### [DIRECTIONS FOR THIS TASK]
Images embedded in the records are excluded; print everything else exactly as given.
··· RECORDS PROVIDED ···
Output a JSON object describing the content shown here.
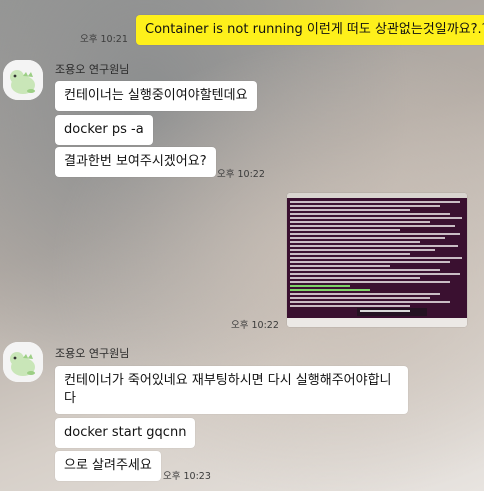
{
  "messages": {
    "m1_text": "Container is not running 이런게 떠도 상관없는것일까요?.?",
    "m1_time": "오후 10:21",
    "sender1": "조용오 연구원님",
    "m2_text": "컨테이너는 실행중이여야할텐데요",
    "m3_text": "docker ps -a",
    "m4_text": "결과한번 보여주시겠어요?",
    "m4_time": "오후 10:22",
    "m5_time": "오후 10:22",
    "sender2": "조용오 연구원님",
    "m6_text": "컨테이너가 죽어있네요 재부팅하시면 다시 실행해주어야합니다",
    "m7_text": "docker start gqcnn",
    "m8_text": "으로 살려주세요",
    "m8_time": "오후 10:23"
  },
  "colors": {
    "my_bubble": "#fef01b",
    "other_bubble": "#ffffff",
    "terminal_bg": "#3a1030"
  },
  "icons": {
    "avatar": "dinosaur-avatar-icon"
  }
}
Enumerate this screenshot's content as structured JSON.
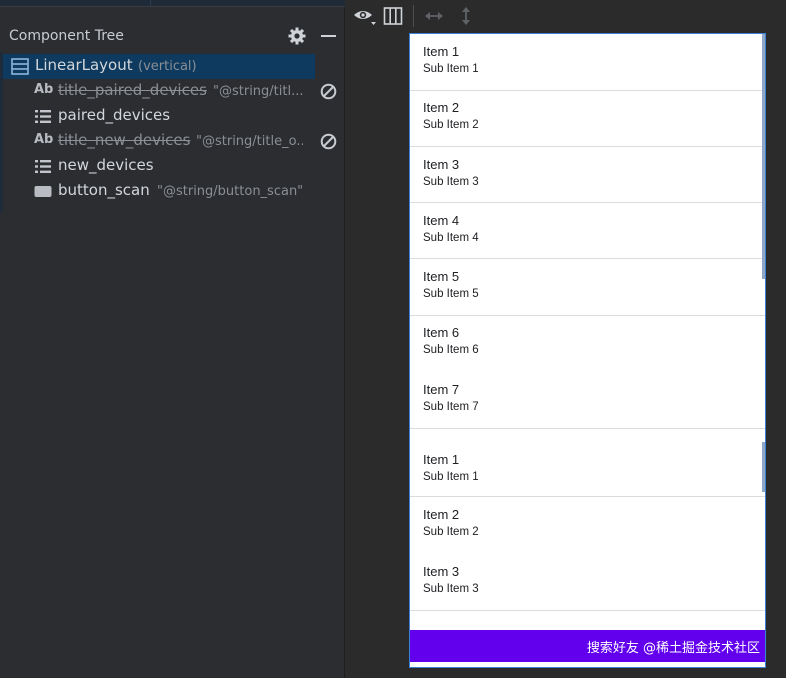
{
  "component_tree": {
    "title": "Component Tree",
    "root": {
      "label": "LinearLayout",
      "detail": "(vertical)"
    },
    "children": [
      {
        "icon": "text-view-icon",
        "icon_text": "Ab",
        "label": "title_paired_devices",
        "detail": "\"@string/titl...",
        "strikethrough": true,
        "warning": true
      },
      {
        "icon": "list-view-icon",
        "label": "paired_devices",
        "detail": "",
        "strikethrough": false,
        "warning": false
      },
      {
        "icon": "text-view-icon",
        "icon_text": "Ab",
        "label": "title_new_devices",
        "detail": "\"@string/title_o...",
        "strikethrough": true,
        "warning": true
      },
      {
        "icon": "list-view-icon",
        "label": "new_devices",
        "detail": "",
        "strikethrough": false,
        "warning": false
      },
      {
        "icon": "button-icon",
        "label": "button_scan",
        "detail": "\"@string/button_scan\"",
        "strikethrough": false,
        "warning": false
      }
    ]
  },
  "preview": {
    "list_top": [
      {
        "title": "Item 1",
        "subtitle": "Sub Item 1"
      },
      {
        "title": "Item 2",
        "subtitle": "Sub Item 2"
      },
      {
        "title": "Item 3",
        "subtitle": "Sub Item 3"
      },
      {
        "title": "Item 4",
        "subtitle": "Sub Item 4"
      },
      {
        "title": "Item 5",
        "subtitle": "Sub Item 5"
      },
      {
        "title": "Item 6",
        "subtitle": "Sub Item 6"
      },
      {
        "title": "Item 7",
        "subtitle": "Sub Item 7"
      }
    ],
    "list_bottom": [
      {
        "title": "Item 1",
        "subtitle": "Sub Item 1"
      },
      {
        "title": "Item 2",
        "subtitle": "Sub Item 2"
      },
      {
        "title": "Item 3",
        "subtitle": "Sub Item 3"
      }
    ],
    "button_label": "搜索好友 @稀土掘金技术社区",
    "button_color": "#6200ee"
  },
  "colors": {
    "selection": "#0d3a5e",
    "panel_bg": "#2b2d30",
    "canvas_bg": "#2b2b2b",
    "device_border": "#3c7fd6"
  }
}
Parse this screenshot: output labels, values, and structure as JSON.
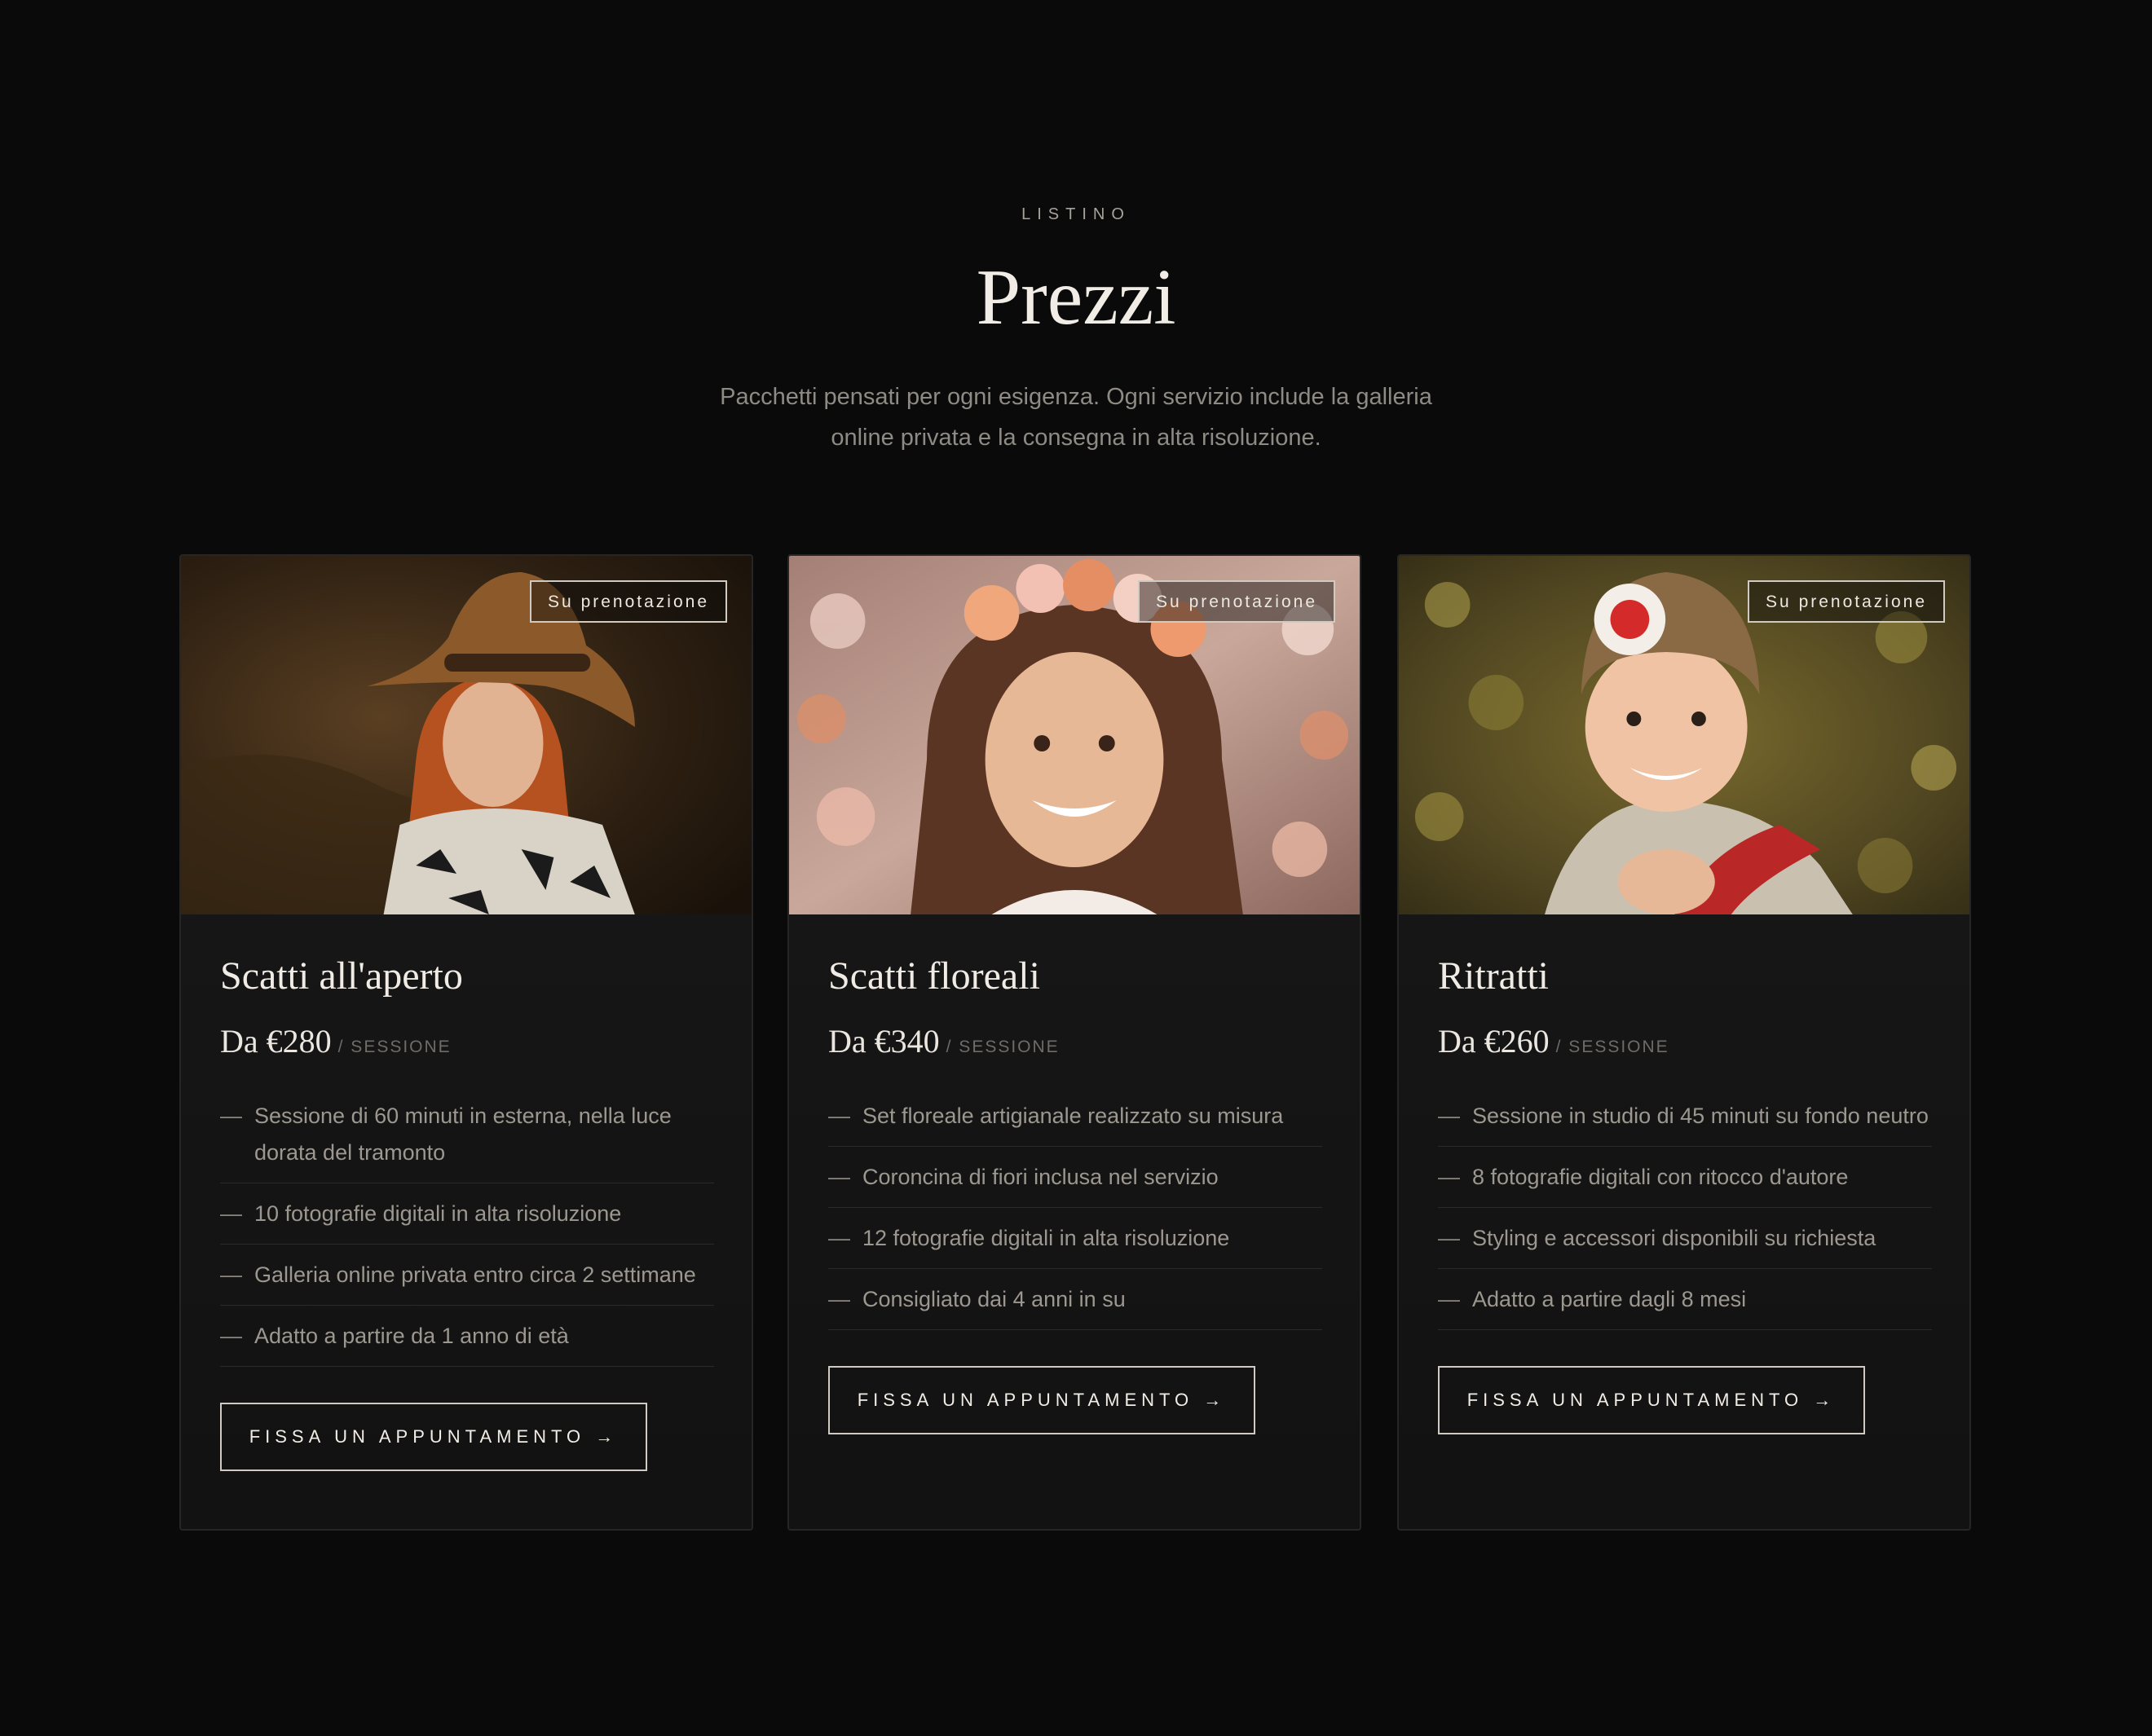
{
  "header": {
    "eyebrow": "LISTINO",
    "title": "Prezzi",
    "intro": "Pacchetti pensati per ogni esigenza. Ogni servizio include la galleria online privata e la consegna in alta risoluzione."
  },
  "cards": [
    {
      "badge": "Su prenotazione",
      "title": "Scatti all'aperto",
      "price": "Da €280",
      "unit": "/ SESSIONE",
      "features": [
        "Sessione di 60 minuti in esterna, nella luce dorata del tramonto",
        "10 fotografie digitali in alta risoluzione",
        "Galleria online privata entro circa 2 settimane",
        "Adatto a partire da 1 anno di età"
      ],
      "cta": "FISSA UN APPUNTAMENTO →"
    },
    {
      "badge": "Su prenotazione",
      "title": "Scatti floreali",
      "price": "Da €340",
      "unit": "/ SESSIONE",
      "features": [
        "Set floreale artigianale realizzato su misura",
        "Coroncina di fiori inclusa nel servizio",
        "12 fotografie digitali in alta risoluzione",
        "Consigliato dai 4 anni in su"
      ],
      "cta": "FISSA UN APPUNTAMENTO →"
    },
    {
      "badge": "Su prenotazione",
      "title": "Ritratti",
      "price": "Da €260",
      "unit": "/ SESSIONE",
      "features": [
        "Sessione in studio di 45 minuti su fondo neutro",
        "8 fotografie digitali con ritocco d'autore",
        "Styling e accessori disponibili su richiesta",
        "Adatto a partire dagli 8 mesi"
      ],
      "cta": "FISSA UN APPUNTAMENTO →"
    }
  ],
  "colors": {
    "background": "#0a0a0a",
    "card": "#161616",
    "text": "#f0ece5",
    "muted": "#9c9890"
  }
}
···
### [COMPLETE OUTPUT]
Output a JSON object describing the content shown here.
{
  "messages": {
    "m1_text": "Container is not running 이런게 떠도 상관없는것일까요?.?",
    "m1_time": "오후 10:21",
    "sender1": "조용오 연구원님",
    "m2_text": "컨테이너는 실행중이여야할텐데요",
    "m3_text": "docker ps -a",
    "m4_text": "결과한번 보여주시겠어요?",
    "m4_time": "오후 10:22",
    "m5_time": "오후 10:22",
    "sender2": "조용오 연구원님",
    "m6_text": "컨테이너가 죽어있네요 재부팅하시면 다시 실행해주어야합니다",
    "m7_text": "docker start gqcnn",
    "m8_text": "으로 살려주세요",
    "m8_time": "오후 10:23"
  },
  "colors": {
    "my_bubble": "#fef01b",
    "other_bubble": "#ffffff",
    "terminal_bg": "#3a1030"
  },
  "icons": {
    "avatar": "dinosaur-avatar-icon"
  }
}
Enumerate this screenshot's content as structured JSON.
{
  "component_tree": {
    "title": "Component Tree",
    "root": {
      "label": "LinearLayout",
      "detail": "(vertical)"
    },
    "children": [
      {
        "icon": "text-view-icon",
        "icon_text": "Ab",
        "label": "title_paired_devices",
        "detail": "\"@string/titl...",
        "strikethrough": true,
        "warning": true
      },
      {
        "icon": "list-view-icon",
        "label": "paired_devices",
        "detail": "",
        "strikethrough": false,
        "warning": false
      },
      {
        "icon": "text-view-icon",
        "icon_text": "Ab",
        "label": "title_new_devices",
        "detail": "\"@string/title_o...",
        "strikethrough": true,
        "warning": true
      },
      {
        "icon": "list-view-icon",
        "label": "new_devices",
        "detail": "",
        "strikethrough": false,
        "warning": false
      },
      {
        "icon": "button-icon",
        "label": "button_scan",
        "detail": "\"@string/button_scan\"",
        "strikethrough": false,
        "warning": false
      }
    ]
  },
  "preview": {
    "list_top": [
      {
        "title": "Item 1",
        "subtitle": "Sub Item 1"
      },
      {
        "title": "Item 2",
        "subtitle": "Sub Item 2"
      },
      {
        "title": "Item 3",
        "subtitle": "Sub Item 3"
      },
      {
        "title": "Item 4",
        "subtitle": "Sub Item 4"
      },
      {
        "title": "Item 5",
        "subtitle": "Sub Item 5"
      },
      {
        "title": "Item 6",
        "subtitle": "Sub Item 6"
      },
      {
        "title": "Item 7",
        "subtitle": "Sub Item 7"
      }
    ],
    "list_bottom": [
      {
        "title": "Item 1",
        "subtitle": "Sub Item 1"
      },
      {
        "title": "Item 2",
        "subtitle": "Sub Item 2"
      },
      {
        "title": "Item 3",
        "subtitle": "Sub Item 3"
      }
    ],
    "button_label": "搜索好友 @稀土掘金技术社区",
    "button_color": "#6200ee"
  },
  "colors": {
    "selection": "#0d3a5e",
    "panel_bg": "#2b2d30",
    "canvas_bg": "#2b2b2b",
    "device_border": "#3c7fd6"
  }
}
Parse this screenshot: output labels, values, and structure as JSON.
{
  "header": {
    "eyebrow": "LISTINO",
    "title": "Prezzi",
    "intro": "Pacchetti pensati per ogni esigenza. Ogni servizio include la galleria online privata e la consegna in alta risoluzione."
  },
  "cards": [
    {
      "badge": "Su prenotazione",
      "title": "Scatti all'aperto",
      "price": "Da €280",
      "unit": "/ SESSIONE",
      "features": [
        "Sessione di 60 minuti in esterna, nella luce dorata del tramonto",
        "10 fotografie digitali in alta risoluzione",
        "Galleria online privata entro circa 2 settimane",
        "Adatto a partire da 1 anno di età"
      ],
      "cta": "FISSA UN APPUNTAMENTO →"
    },
    {
      "badge": "Su prenotazione",
      "title": "Scatti floreali",
      "price": "Da €340",
      "unit": "/ SESSIONE",
      "features": [
        "Set floreale artigianale realizzato su misura",
        "Coroncina di fiori inclusa nel servizio",
        "12 fotografie digitali in alta risoluzione",
        "Consigliato dai 4 anni in su"
      ],
      "cta": "FISSA UN APPUNTAMENTO →"
    },
    {
      "badge": "Su prenotazione",
      "title": "Ritratti",
      "price": "Da €260",
      "unit": "/ SESSIONE",
      "features": [
        "Sessione in studio di 45 minuti su fondo neutro",
        "8 fotografie digitali con ritocco d'autore",
        "Styling e accessori disponibili su richiesta",
        "Adatto a partire dagli 8 mesi"
      ],
      "cta": "FISSA UN APPUNTAMENTO →"
    }
  ],
  "colors": {
    "background": "#0a0a0a",
    "card": "#161616",
    "text": "#f0ece5",
    "muted": "#9c9890"
  }
}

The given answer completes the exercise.